(Dataset excerpts)
━━━━━━━━━━

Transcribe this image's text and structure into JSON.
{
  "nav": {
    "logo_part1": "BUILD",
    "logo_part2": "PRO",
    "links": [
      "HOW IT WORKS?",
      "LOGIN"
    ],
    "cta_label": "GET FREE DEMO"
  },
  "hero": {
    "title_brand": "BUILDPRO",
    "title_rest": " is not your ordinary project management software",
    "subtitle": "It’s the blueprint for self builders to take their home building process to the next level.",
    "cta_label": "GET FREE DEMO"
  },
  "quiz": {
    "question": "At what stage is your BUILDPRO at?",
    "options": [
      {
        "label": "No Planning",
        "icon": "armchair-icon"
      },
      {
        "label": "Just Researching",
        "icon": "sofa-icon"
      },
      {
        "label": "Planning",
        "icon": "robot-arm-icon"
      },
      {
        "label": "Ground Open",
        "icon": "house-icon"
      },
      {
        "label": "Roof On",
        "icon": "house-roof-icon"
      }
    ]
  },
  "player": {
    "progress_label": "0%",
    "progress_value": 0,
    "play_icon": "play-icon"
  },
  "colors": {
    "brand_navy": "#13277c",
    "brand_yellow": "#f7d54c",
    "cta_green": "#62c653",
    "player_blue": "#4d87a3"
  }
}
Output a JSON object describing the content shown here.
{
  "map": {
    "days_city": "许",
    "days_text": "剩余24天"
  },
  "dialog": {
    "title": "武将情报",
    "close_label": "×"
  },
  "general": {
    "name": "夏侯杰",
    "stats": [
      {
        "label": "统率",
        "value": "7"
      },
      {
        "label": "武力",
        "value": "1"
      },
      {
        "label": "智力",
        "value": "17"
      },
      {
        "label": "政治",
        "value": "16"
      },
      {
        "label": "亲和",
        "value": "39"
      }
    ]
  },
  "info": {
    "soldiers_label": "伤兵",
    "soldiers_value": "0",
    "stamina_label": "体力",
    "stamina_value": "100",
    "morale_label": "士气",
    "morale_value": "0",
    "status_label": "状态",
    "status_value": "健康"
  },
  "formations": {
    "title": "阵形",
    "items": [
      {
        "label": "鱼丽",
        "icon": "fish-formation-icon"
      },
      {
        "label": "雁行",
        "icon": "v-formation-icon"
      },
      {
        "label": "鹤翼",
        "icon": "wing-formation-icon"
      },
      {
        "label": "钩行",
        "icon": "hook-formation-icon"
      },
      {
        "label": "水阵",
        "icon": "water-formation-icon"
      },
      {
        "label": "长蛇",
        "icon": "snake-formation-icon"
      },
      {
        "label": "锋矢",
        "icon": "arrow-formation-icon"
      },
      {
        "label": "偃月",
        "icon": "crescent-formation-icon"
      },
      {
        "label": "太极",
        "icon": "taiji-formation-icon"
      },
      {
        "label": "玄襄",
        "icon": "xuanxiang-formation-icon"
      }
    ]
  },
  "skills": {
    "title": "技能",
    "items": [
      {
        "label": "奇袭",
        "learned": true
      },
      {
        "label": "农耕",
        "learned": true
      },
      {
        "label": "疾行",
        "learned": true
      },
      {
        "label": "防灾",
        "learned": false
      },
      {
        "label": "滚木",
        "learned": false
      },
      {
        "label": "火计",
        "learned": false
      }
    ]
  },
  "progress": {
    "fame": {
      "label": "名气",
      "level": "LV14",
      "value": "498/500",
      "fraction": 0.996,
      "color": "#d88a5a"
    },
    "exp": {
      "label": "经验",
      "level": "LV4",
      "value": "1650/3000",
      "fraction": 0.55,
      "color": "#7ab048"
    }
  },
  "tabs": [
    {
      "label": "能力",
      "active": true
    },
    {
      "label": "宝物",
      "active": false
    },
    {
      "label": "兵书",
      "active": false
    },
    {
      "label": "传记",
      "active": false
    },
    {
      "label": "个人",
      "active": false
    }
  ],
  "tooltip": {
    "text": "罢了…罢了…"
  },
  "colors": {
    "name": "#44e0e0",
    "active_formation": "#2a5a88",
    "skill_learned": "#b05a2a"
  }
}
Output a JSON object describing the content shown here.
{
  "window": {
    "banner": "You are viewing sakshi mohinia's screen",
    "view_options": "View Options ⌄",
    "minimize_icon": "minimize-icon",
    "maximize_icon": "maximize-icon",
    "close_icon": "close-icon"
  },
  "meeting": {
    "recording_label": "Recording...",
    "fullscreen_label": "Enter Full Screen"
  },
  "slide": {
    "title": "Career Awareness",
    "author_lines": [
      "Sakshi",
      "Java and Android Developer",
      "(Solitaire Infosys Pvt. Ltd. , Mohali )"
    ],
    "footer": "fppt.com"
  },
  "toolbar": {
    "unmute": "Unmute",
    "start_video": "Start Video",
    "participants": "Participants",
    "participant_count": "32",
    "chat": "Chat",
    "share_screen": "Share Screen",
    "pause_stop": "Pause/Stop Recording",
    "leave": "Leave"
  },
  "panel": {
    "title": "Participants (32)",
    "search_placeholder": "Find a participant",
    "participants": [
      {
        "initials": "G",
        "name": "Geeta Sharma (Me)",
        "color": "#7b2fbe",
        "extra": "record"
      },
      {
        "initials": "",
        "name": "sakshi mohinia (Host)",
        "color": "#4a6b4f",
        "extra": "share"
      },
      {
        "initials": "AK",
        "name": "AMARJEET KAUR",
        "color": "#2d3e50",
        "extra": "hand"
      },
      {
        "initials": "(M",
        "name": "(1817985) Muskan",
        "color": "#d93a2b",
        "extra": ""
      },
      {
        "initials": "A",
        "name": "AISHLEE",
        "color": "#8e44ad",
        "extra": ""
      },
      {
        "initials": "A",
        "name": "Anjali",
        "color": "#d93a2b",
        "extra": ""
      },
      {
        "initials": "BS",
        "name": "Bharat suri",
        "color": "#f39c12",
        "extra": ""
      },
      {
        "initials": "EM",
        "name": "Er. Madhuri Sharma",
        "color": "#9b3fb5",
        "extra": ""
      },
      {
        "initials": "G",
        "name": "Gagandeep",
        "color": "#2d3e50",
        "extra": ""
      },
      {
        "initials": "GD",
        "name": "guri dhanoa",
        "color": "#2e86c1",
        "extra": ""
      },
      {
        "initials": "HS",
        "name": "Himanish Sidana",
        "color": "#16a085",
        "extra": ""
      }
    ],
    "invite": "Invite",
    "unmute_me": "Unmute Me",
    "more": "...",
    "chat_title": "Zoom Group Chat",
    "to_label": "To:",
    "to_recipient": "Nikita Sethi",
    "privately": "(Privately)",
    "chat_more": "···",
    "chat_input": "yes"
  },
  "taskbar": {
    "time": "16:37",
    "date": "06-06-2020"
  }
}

━━━━━━━━━━

• **Given exercise**:
Reproduce each line from the records that contains the word "initials".

• **Problem solution**:
        "initials": "G",
        "initials": "",
        "initials": "AK",
        "initials": "(M",
        "initials": "A",
        "initials": "A",
        "initials": "BS",
        "initials": "EM",
        "initials": "G",
        "initials": "GD",
        "initials": "HS",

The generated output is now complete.